### Source records
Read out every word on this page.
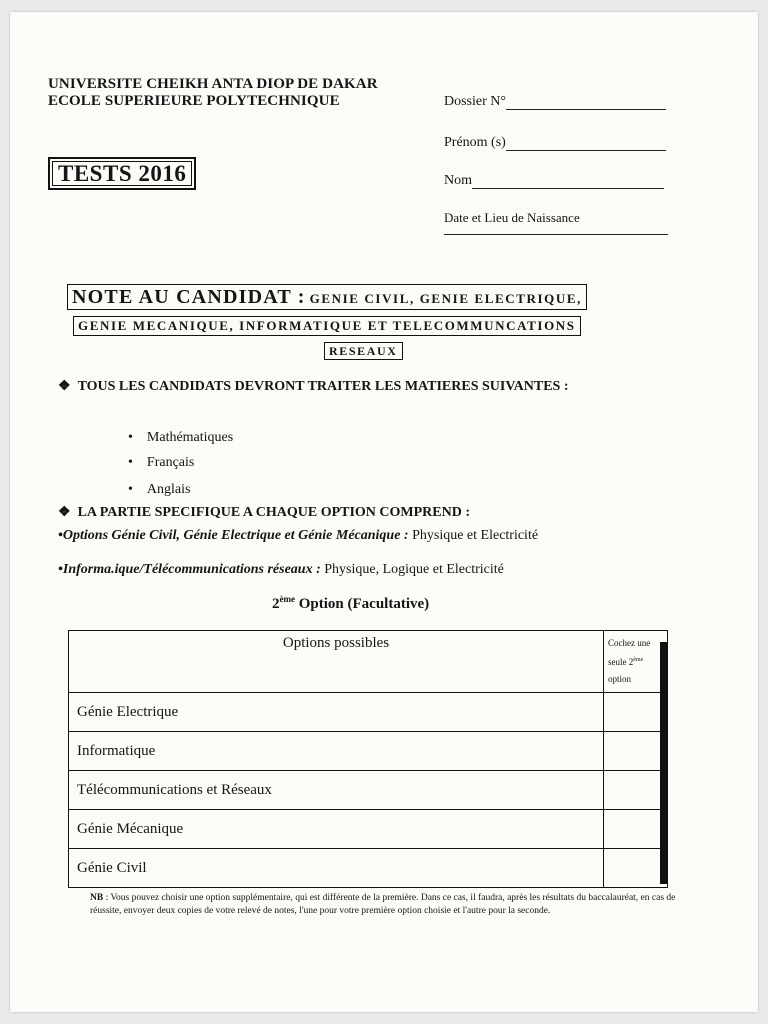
UNIVERSITE CHEIKH ANTA DIOP DE DAKAR
ECOLE SUPERIEURE POLYTECHNIQUE
TESTS 2016
Dossier N°
Prénom (s)
Nom
Date et Lieu de Naissance
NOTE AU CANDIDAT : GENIE CIVIL, GENIE ELECTRIQUE,
GENIE MECANIQUE, INFORMATIQUE ET TELECOMMUNCATIONS
RESEAUX
❖ TOUS LES CANDIDATS DEVRONT TRAITER LES MATIERES SUIVANTES :
• Mathématiques
• Français
• Anglais
❖ LA PARTIE SPECIFIQUE A CHAQUE OPTION COMPREND :
•Options Génie Civil, Génie Electrique et Génie Mécanique : Physique et Electricité
•Informa.ique/Télécommunications réseaux : Physique, Logique et Electricité
2ème Option (Facultative)
Options possibles	Cochez une
seule 2ème
option
Génie Electrique	
Informatique	
Télécommunications et Réseaux	
Génie Mécanique	
Génie Civil	
NB : Vous pouvez choisir une option supplémentaire, qui est différente de la première. Dans ce cas, il faudra, après les résultats du baccalauréat, en cas de réussite, envoyer deux copies de votre relevé de notes, l'une pour votre première option choisie et l'autre pour la seconde.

### Your task
All of the data above should be quoted exactly, except for the pictures.

### Written solution
Read out every word on this page.
UNIVERSITE CHEIKH ANTA DIOP DE DAKAR
ECOLE SUPERIEURE POLYTECHNIQUE
TESTS 2016
Dossier N°
Prénom (s)
Nom
Date et Lieu de Naissance
NOTE AU CANDIDAT : GENIE CIVIL, GENIE ELECTRIQUE,
GENIE MECANIQUE, INFORMATIQUE ET TELECOMMUNCATIONS
RESEAUX
❖ TOUS LES CANDIDATS DEVRONT TRAITER LES MATIERES SUIVANTES :
• Mathématiques
• Français
• Anglais
❖ LA PARTIE SPECIFIQUE A CHAQUE OPTION COMPREND :
•Options Génie Civil, Génie Electrique et Génie Mécanique : Physique et Electricité
•Informa.ique/Télécommunications réseaux : Physique, Logique et Electricité
2ème Option (Facultative)
Options possibles	Cochez une
seule 2ème
option
Génie Electrique	
Informatique	
Télécommunications et Réseaux	
Génie Mécanique	
Génie Civil	
NB : Vous pouvez choisir une option supplémentaire, qui est différente de la première. Dans ce cas, il faudra, après les résultats du baccalauréat, en cas de réussite, envoyer deux copies de votre relevé de notes, l'une pour votre première option choisie et l'autre pour la seconde.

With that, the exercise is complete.